>> START Material for this exercise

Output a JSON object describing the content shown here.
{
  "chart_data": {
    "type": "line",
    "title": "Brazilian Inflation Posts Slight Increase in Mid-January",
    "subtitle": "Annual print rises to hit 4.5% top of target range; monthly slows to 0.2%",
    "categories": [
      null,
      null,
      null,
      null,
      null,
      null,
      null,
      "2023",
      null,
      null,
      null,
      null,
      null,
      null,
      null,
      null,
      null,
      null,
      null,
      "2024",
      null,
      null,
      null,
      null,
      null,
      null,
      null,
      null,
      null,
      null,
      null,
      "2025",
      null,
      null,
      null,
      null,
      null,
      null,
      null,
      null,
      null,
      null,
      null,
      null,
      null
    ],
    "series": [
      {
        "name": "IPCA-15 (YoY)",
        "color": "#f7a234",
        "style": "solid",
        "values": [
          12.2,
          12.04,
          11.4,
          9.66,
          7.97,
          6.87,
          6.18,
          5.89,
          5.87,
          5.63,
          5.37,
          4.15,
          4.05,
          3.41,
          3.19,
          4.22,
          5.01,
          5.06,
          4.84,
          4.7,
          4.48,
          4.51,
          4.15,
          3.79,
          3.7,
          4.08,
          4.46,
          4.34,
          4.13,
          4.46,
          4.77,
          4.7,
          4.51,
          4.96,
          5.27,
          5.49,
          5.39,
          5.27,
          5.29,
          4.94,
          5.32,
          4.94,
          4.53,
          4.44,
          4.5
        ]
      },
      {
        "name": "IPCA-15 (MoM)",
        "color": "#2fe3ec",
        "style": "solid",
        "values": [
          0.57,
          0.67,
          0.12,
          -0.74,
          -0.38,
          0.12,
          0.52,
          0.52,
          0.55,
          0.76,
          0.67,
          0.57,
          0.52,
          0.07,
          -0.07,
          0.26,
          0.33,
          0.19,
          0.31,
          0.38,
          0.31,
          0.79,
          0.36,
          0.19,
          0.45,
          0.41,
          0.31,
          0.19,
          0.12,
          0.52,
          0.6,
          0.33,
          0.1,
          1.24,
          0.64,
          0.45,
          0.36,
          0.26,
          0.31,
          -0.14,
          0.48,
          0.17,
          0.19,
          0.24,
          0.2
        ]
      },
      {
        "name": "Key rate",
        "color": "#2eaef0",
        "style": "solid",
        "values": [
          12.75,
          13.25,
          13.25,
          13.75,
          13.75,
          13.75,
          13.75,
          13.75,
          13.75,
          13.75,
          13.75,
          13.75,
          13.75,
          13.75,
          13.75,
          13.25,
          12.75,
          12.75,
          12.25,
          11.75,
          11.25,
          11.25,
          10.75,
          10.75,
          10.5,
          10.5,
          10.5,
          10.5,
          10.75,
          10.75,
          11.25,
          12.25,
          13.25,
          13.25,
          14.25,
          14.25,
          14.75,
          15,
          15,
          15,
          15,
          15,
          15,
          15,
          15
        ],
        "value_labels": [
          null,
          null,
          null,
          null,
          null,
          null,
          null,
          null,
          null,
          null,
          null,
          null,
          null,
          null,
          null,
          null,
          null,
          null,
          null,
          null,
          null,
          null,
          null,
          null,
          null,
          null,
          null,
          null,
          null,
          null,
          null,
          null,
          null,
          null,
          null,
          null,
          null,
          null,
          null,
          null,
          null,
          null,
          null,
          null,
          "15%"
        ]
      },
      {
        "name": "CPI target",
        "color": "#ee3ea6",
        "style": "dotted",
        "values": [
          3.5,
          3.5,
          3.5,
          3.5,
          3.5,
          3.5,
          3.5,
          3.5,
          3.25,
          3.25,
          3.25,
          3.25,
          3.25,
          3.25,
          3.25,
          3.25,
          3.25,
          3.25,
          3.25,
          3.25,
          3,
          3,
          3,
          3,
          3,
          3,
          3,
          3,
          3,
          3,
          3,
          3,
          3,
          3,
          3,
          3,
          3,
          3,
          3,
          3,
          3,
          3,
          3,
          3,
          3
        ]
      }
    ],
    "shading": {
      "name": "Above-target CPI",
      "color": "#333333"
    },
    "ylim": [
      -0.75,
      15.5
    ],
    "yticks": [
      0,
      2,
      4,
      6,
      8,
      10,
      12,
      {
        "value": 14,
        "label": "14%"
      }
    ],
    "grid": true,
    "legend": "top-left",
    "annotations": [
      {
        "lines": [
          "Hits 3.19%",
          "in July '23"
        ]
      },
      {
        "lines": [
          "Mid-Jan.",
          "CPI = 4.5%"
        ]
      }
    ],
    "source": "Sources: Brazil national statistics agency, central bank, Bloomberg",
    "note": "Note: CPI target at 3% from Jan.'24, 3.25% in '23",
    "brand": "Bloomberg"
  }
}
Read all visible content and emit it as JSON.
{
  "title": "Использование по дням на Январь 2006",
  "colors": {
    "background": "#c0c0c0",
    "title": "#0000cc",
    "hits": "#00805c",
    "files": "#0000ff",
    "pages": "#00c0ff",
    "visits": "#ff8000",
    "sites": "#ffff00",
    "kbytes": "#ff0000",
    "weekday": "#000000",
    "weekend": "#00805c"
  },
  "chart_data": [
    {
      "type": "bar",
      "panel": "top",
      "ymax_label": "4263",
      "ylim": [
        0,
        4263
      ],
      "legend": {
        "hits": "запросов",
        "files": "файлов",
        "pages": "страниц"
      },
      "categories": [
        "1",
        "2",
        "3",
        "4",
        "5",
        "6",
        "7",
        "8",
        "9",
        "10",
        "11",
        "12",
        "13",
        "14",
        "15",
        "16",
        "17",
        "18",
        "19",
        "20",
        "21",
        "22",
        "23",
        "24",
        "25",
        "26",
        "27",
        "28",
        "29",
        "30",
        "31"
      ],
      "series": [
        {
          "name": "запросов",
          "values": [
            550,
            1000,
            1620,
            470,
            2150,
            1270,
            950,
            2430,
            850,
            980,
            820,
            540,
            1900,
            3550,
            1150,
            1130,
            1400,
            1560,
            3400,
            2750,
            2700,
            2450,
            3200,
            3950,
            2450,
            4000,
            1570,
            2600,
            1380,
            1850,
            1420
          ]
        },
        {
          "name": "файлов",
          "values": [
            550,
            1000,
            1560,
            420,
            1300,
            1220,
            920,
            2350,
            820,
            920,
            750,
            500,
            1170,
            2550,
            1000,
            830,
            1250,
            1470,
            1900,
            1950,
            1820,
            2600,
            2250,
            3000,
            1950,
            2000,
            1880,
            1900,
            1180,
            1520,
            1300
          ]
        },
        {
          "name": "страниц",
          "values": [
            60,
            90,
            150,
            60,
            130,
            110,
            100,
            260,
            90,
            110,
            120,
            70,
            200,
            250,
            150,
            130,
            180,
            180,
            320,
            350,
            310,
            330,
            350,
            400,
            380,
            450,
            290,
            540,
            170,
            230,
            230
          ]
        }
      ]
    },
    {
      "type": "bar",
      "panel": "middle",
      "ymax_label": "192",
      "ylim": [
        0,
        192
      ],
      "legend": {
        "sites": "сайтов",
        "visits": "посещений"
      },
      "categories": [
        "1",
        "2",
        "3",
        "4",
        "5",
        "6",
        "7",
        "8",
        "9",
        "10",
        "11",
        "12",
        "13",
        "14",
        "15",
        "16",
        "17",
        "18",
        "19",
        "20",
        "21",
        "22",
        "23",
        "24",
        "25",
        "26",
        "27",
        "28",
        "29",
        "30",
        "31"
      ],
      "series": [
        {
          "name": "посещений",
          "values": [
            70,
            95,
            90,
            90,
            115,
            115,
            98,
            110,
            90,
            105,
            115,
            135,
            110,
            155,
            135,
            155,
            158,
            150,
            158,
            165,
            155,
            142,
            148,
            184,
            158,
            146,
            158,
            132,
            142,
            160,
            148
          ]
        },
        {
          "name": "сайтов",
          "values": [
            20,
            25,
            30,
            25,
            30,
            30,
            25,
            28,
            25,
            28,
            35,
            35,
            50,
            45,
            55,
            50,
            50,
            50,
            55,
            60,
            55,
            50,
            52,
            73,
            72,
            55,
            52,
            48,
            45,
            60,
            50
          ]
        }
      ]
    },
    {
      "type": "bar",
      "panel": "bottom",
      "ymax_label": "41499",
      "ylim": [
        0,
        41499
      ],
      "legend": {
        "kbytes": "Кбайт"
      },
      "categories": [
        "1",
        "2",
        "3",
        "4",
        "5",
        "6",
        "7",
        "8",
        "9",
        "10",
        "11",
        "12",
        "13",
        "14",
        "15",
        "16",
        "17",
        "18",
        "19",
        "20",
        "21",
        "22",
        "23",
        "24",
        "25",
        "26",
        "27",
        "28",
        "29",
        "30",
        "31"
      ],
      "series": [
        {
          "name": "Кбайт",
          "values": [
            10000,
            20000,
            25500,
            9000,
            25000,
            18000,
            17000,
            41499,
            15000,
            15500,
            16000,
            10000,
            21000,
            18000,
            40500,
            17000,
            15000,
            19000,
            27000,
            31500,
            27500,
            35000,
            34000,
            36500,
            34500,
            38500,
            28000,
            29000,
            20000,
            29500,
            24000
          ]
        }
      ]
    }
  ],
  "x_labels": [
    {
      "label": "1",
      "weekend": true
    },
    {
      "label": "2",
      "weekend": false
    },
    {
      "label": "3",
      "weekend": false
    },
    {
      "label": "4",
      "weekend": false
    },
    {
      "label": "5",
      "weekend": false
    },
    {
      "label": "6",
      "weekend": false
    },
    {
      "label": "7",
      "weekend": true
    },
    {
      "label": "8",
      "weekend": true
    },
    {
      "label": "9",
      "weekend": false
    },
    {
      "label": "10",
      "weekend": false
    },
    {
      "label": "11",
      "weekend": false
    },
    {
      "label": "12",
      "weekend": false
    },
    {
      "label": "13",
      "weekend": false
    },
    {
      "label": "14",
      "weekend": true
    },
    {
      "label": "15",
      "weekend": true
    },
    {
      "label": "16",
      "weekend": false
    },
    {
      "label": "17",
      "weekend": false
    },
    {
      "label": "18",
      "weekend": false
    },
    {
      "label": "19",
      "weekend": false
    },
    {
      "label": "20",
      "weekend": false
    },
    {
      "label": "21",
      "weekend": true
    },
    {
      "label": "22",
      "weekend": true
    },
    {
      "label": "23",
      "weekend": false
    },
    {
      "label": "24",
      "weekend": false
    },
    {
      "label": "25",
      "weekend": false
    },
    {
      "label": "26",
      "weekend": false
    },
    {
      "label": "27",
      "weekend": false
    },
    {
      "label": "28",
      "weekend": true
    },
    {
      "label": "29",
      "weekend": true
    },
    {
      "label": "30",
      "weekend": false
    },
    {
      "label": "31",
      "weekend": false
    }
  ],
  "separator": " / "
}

>> END Material for this exercise

Note each line of the entries that has "Bloomberg" in it, and copy those lines.

_Complete answer_
    "source": "Sources: Brazil national statistics agency, central bank, Bloomberg",
    "brand": "Bloomberg"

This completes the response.